Start of DATA PROVIDED

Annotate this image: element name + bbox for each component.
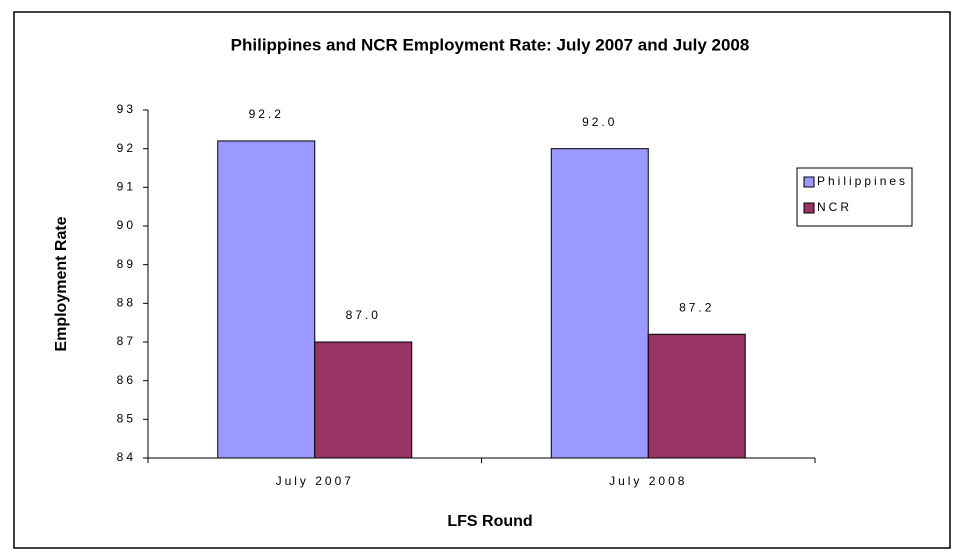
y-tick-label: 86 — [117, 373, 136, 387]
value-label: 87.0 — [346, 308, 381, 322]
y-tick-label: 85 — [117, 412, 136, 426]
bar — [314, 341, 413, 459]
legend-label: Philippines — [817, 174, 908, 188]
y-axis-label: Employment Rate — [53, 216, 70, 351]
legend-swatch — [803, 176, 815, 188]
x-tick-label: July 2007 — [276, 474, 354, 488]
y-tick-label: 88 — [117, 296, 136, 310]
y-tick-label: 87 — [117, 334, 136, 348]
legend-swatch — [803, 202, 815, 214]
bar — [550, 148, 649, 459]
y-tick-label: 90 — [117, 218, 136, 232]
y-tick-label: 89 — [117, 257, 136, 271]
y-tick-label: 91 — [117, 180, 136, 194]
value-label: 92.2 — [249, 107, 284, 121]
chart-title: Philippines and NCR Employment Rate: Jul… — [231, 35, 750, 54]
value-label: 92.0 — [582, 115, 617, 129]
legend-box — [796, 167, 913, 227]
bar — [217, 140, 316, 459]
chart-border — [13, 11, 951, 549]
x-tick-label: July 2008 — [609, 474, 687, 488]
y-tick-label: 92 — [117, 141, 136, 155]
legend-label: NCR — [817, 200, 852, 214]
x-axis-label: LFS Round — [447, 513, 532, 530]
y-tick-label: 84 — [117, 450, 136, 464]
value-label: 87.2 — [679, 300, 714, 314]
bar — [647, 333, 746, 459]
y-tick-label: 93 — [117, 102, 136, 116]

End of DATA PROVIDED

> _EXERCISE DIRECTIONS_: Can you quote all of the material above word for word, leaving out the picture?

> _ANSWER TO THIS PROBLEM_:
Annotate this image: element name + bbox for each component.
y-tick-label: 86 — [117, 373, 136, 387]
value-label: 87.0 — [346, 308, 381, 322]
y-tick-label: 85 — [117, 412, 136, 426]
bar — [314, 341, 413, 459]
legend-label: Philippines — [817, 174, 908, 188]
y-axis-label: Employment Rate — [53, 216, 70, 351]
legend-swatch — [803, 176, 815, 188]
x-tick-label: July 2007 — [276, 474, 354, 488]
y-tick-label: 88 — [117, 296, 136, 310]
y-tick-label: 87 — [117, 334, 136, 348]
legend-swatch — [803, 202, 815, 214]
bar — [550, 148, 649, 459]
y-tick-label: 90 — [117, 218, 136, 232]
y-tick-label: 89 — [117, 257, 136, 271]
y-tick-label: 91 — [117, 180, 136, 194]
value-label: 92.2 — [249, 107, 284, 121]
chart-title: Philippines and NCR Employment Rate: Jul… — [231, 35, 750, 54]
value-label: 92.0 — [582, 115, 617, 129]
legend-box — [796, 167, 913, 227]
bar — [217, 140, 316, 459]
chart-border — [13, 11, 951, 549]
x-tick-label: July 2008 — [609, 474, 687, 488]
y-tick-label: 92 — [117, 141, 136, 155]
legend-label: NCR — [817, 200, 852, 214]
x-axis-label: LFS Round — [447, 513, 532, 530]
y-tick-label: 84 — [117, 450, 136, 464]
value-label: 87.2 — [679, 300, 714, 314]
bar — [647, 333, 746, 459]
y-tick-label: 93 — [117, 102, 136, 116]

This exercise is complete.